THE EXERCISE:
Extract every record, keeping each one exactly as it is.

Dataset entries
++++++++
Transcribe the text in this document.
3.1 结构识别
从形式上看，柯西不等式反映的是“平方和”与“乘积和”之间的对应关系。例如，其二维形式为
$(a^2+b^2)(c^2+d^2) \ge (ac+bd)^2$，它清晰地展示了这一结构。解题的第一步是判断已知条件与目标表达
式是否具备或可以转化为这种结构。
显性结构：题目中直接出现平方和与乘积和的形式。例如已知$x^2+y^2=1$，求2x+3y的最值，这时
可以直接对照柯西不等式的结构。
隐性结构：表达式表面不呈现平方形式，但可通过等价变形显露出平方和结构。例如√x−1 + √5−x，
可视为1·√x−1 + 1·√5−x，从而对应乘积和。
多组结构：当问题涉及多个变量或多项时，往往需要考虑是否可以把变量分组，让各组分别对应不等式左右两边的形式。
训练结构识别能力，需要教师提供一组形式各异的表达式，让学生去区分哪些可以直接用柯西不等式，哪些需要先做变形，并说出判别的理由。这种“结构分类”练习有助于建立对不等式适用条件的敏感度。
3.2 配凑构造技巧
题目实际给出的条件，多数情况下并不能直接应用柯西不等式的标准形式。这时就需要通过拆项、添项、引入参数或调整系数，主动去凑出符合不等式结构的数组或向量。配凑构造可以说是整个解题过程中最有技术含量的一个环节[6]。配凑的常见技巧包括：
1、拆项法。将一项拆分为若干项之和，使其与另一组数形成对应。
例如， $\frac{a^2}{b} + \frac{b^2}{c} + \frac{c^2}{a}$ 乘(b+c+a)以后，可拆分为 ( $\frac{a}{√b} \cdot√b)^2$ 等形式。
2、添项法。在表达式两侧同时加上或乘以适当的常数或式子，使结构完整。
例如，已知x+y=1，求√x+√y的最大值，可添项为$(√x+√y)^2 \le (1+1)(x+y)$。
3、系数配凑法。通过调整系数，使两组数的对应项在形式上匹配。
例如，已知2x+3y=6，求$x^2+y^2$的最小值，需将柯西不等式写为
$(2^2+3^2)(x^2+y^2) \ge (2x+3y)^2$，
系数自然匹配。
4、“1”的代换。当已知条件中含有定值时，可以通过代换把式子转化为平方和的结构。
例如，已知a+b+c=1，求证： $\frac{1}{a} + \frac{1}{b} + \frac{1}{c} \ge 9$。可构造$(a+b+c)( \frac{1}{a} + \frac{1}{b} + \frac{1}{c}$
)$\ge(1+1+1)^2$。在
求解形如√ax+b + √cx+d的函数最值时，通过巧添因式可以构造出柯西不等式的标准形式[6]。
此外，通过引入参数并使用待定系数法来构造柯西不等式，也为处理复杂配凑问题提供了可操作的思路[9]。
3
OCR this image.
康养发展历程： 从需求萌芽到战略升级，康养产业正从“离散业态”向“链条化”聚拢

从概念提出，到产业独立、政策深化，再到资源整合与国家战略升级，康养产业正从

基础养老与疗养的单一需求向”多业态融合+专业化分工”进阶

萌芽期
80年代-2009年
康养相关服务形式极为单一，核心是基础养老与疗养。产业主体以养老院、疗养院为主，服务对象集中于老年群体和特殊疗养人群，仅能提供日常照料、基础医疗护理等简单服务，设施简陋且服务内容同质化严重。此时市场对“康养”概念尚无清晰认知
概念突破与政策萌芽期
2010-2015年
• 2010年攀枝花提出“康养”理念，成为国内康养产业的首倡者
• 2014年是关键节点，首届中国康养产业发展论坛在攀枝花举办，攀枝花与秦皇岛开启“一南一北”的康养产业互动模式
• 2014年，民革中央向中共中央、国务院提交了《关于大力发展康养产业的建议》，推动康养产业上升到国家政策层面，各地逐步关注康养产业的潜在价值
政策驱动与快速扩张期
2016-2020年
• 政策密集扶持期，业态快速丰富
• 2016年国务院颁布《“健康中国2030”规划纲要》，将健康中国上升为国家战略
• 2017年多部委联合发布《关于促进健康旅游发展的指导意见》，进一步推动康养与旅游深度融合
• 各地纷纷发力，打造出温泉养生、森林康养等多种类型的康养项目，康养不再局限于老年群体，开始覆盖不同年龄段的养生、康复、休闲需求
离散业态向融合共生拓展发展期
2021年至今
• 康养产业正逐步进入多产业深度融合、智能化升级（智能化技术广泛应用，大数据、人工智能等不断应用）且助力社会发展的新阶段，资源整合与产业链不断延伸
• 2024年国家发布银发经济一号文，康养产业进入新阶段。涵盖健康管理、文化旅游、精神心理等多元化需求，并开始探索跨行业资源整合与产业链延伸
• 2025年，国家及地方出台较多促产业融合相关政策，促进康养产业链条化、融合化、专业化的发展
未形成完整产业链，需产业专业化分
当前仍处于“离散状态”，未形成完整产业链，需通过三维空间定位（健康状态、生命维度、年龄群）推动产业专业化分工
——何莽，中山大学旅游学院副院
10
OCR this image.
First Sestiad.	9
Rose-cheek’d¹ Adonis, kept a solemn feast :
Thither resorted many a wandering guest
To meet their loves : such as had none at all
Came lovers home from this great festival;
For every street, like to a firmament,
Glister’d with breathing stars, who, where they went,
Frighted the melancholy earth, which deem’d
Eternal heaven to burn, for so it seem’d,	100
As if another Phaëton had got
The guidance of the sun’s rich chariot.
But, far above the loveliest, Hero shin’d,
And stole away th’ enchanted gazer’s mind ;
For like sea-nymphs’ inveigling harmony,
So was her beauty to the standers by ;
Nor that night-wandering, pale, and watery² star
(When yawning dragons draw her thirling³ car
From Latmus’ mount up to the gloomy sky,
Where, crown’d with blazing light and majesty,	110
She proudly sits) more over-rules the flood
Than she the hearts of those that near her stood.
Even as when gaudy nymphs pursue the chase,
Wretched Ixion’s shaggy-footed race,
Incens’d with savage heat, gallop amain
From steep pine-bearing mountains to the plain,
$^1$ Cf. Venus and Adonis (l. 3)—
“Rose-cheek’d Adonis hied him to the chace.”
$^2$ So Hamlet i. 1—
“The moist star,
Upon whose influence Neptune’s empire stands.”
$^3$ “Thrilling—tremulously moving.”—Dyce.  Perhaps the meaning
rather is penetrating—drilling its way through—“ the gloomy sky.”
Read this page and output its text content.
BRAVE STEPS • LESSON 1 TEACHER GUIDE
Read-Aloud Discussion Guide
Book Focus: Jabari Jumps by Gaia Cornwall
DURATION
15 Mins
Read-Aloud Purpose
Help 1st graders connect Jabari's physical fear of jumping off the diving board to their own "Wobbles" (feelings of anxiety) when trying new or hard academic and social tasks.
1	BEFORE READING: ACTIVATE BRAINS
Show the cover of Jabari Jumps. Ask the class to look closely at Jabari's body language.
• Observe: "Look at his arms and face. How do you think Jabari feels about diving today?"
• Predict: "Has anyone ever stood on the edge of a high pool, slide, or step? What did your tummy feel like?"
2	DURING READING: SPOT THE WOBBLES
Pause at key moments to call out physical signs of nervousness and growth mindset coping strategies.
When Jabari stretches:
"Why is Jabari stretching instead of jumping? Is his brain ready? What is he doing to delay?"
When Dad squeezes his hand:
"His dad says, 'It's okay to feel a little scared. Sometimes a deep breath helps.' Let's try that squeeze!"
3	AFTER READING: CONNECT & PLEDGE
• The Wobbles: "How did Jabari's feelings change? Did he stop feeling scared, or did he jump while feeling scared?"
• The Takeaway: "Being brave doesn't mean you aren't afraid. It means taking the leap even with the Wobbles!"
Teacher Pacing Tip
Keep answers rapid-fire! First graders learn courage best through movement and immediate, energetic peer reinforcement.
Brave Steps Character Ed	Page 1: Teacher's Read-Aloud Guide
++++++++
EXERCISE ANSWER:
Transcribe the text in this document.
3.1 结构识别
从形式上看，柯西不等式反映的是“平方和”与“乘积和”之间的对应关系。例如，其二维形式为
$(a^2+b^2)(c^2+d^2) \ge (ac+bd)^2$，它清晰地展示了这一结构。解题的第一步是判断已知条件与目标表达
式是否具备或可以转化为这种结构。
显性结构：题目中直接出现平方和与乘积和的形式。例如已知$x^2+y^2=1$，求2x+3y的最值，这时
可以直接对照柯西不等式的结构。
隐性结构：表达式表面不呈现平方形式，但可通过等价变形显露出平方和结构。例如√x−1 + √5−x，
可视为1·√x−1 + 1·√5−x，从而对应乘积和。
多组结构：当问题涉及多个变量或多项时，往往需要考虑是否可以把变量分组，让各组分别对应不等式左右两边的形式。
训练结构识别能力，需要教师提供一组形式各异的表达式，让学生去区分哪些可以直接用柯西不等式，哪些需要先做变形，并说出判别的理由。这种“结构分类”练习有助于建立对不等式适用条件的敏感度。
3.2 配凑构造技巧
题目实际给出的条件，多数情况下并不能直接应用柯西不等式的标准形式。这时就需要通过拆项、添项、引入参数或调整系数，主动去凑出符合不等式结构的数组或向量。配凑构造可以说是整个解题过程中最有技术含量的一个环节[6]。配凑的常见技巧包括：
1、拆项法。将一项拆分为若干项之和，使其与另一组数形成对应。
例如， $\frac{a^2}{b} + \frac{b^2}{c} + \frac{c^2}{a}$ 乘(b+c+a)以后，可拆分为 ( $\frac{a}{√b} \cdot√b)^2$ 等形式。
2、添项法。在表达式两侧同时加上或乘以适当的常数或式子，使结构完整。
例如，已知x+y=1，求√x+√y的最大值，可添项为$(√x+√y)^2 \le (1+1)(x+y)$。
3、系数配凑法。通过调整系数，使两组数的对应项在形式上匹配。
例如，已知2x+3y=6，求$x^2+y^2$的最小值，需将柯西不等式写为
$(2^2+3^2)(x^2+y^2) \ge (2x+3y)^2$，
系数自然匹配。
4、“1”的代换。当已知条件中含有定值时，可以通过代换把式子转化为平方和的结构。
例如，已知a+b+c=1，求证： $\frac{1}{a} + \frac{1}{b} + \frac{1}{c} \ge 9$。可构造$(a+b+c)( \frac{1}{a} + \frac{1}{b} + \frac{1}{c}$
)$\ge(1+1+1)^2$。在
求解形如√ax+b + √cx+d的函数最值时，通过巧添因式可以构造出柯西不等式的标准形式[6]。
此外，通过引入参数并使用待定系数法来构造柯西不等式，也为处理复杂配凑问题提供了可操作的思路[9]。
3
OCR this image.
康养发展历程： 从需求萌芽到战略升级，康养产业正从“离散业态”向“链条化”聚拢

从概念提出，到产业独立、政策深化，再到资源整合与国家战略升级，康养产业正从

基础养老与疗养的单一需求向”多业态融合+专业化分工”进阶

萌芽期
80年代-2009年
康养相关服务形式极为单一，核心是基础养老与疗养。产业主体以养老院、疗养院为主，服务对象集中于老年群体和特殊疗养人群，仅能提供日常照料、基础医疗护理等简单服务，设施简陋且服务内容同质化严重。此时市场对“康养”概念尚无清晰认知
概念突破与政策萌芽期
2010-2015年
• 2010年攀枝花提出“康养”理念，成为国内康养产业的首倡者
• 2014年是关键节点，首届中国康养产业发展论坛在攀枝花举办，攀枝花与秦皇岛开启“一南一北”的康养产业互动模式
• 2014年，民革中央向中共中央、国务院提交了《关于大力发展康养产业的建议》，推动康养产业上升到国家政策层面，各地逐步关注康养产业的潜在价值
政策驱动与快速扩张期
2016-2020年
• 政策密集扶持期，业态快速丰富
• 2016年国务院颁布《“健康中国2030”规划纲要》，将健康中国上升为国家战略
• 2017年多部委联合发布《关于促进健康旅游发展的指导意见》，进一步推动康养与旅游深度融合
• 各地纷纷发力，打造出温泉养生、森林康养等多种类型的康养项目，康养不再局限于老年群体，开始覆盖不同年龄段的养生、康复、休闲需求
离散业态向融合共生拓展发展期
2021年至今
• 康养产业正逐步进入多产业深度融合、智能化升级（智能化技术广泛应用，大数据、人工智能等不断应用）且助力社会发展的新阶段，资源整合与产业链不断延伸
• 2024年国家发布银发经济一号文，康养产业进入新阶段。涵盖健康管理、文化旅游、精神心理等多元化需求，并开始探索跨行业资源整合与产业链延伸
• 2025年，国家及地方出台较多促产业融合相关政策，促进康养产业链条化、融合化、专业化的发展
未形成完整产业链，需产业专业化分
当前仍处于“离散状态”，未形成完整产业链，需通过三维空间定位（健康状态、生命维度、年龄群）推动产业专业化分工
——何莽，中山大学旅游学院副院
10
OCR this image.
First Sestiad.	9
Rose-cheek’d¹ Adonis, kept a solemn feast :
Thither resorted many a wandering guest
To meet their loves : such as had none at all
Came lovers home from this great festival;
For every street, like to a firmament,
Glister’d with breathing stars, who, where they went,
Frighted the melancholy earth, which deem’d
Eternal heaven to burn, for so it seem’d,	100
As if another Phaëton had got
The guidance of the sun’s rich chariot.
But, far above the loveliest, Hero shin’d,
And stole away th’ enchanted gazer’s mind ;
For like sea-nymphs’ inveigling harmony,
So was her beauty to the standers by ;
Nor that night-wandering, pale, and watery² star
(When yawning dragons draw her thirling³ car
From Latmus’ mount up to the gloomy sky,
Where, crown’d with blazing light and majesty,	110
She proudly sits) more over-rules the flood
Than she the hearts of those that near her stood.
Even as when gaudy nymphs pursue the chase,
Wretched Ixion’s shaggy-footed race,
Incens’d with savage heat, gallop amain
From steep pine-bearing mountains to the plain,
$^1$ Cf. Venus and Adonis (l. 3)—
“Rose-cheek’d Adonis hied him to the chace.”
$^2$ So Hamlet i. 1—
“The moist star,
Upon whose influence Neptune’s empire stands.”
$^3$ “Thrilling—tremulously moving.”—Dyce.  Perhaps the meaning
rather is penetrating—drilling its way through—“ the gloomy sky.”
Read this page and output its text content.
BRAVE STEPS • LESSON 1 TEACHER GUIDE
Read-Aloud Discussion Guide
Book Focus: Jabari Jumps by Gaia Cornwall
DURATION
15 Mins
Read-Aloud Purpose
Help 1st graders connect Jabari's physical fear of jumping off the diving board to their own "Wobbles" (feelings of anxiety) when trying new or hard academic and social tasks.
1	BEFORE READING: ACTIVATE BRAINS
Show the cover of Jabari Jumps. Ask the class to look closely at Jabari's body language.
• Observe: "Look at his arms and face. How do you think Jabari feels about diving today?"
• Predict: "Has anyone ever stood on the edge of a high pool, slide, or step? What did your tummy feel like?"
2	DURING READING: SPOT THE WOBBLES
Pause at key moments to call out physical signs of nervousness and growth mindset coping strategies.
When Jabari stretches:
"Why is Jabari stretching instead of jumping? Is his brain ready? What is he doing to delay?"
When Dad squeezes his hand:
"His dad says, 'It's okay to feel a little scared. Sometimes a deep breath helps.' Let's try that squeeze!"
3	AFTER READING: CONNECT & PLEDGE
• The Wobbles: "How did Jabari's feelings change? Did he stop feeling scared, or did he jump while feeling scared?"
• The Takeaway: "Being brave doesn't mean you aren't afraid. It means taking the leap even with the Wobbles!"
Teacher Pacing Tip
Keep answers rapid-fire! First graders learn courage best through movement and immediate, energetic peer reinforcement.
Brave Steps Character Ed	Page 1: Teacher's Read-Aloud Guide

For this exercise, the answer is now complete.